THE EXERCISE: Copy out each line exactly as it appears.

>>>>

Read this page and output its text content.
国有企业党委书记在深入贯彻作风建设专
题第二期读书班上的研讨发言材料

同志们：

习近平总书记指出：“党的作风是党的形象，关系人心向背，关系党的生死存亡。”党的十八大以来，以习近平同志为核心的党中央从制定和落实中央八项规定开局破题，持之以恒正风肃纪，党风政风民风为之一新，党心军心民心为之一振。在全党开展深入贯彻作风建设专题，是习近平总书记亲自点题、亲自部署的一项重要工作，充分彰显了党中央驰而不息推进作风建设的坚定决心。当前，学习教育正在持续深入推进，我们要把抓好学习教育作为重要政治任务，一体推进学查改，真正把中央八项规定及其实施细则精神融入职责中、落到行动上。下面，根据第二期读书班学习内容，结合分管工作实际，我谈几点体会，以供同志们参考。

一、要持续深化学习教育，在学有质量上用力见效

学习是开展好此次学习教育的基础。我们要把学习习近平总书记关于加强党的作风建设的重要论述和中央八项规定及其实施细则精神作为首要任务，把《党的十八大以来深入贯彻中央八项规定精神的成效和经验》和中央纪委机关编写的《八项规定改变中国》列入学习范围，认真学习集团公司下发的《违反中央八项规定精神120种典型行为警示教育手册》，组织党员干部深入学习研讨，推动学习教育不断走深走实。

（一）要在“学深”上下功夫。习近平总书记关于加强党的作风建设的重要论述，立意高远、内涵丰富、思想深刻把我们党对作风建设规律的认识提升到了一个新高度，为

<<<<

OUTPUT OF THE EXERCISE:
Read this page and output its text content.
国有企业党委书记在深入贯彻作风建设专
题第二期读书班上的研讨发言材料

同志们：

习近平总书记指出：“党的作风是党的形象，关系人心向背，关系党的生死存亡。”党的十八大以来，以习近平同志为核心的党中央从制定和落实中央八项规定开局破题，持之以恒正风肃纪，党风政风民风为之一新，党心军心民心为之一振。在全党开展深入贯彻作风建设专题，是习近平总书记亲自点题、亲自部署的一项重要工作，充分彰显了党中央驰而不息推进作风建设的坚定决心。当前，学习教育正在持续深入推进，我们要把抓好学习教育作为重要政治任务，一体推进学查改，真正把中央八项规定及其实施细则精神融入职责中、落到行动上。下面，根据第二期读书班学习内容，结合分管工作实际，我谈几点体会，以供同志们参考。

一、要持续深化学习教育，在学有质量上用力见效

学习是开展好此次学习教育的基础。我们要把学习习近平总书记关于加强党的作风建设的重要论述和中央八项规定及其实施细则精神作为首要任务，把《党的十八大以来深入贯彻中央八项规定精神的成效和经验》和中央纪委机关编写的《八项规定改变中国》列入学习范围，认真学习集团公司下发的《违反中央八项规定精神120种典型行为警示教育手册》，组织党员干部深入学习研讨，推动学习教育不断走深走实。

（一）要在“学深”上下功夫。习近平总书记关于加强党的作风建设的重要论述，立意高远、内涵丰富、思想深刻把我们党对作风建设规律的认识提升到了一个新高度，为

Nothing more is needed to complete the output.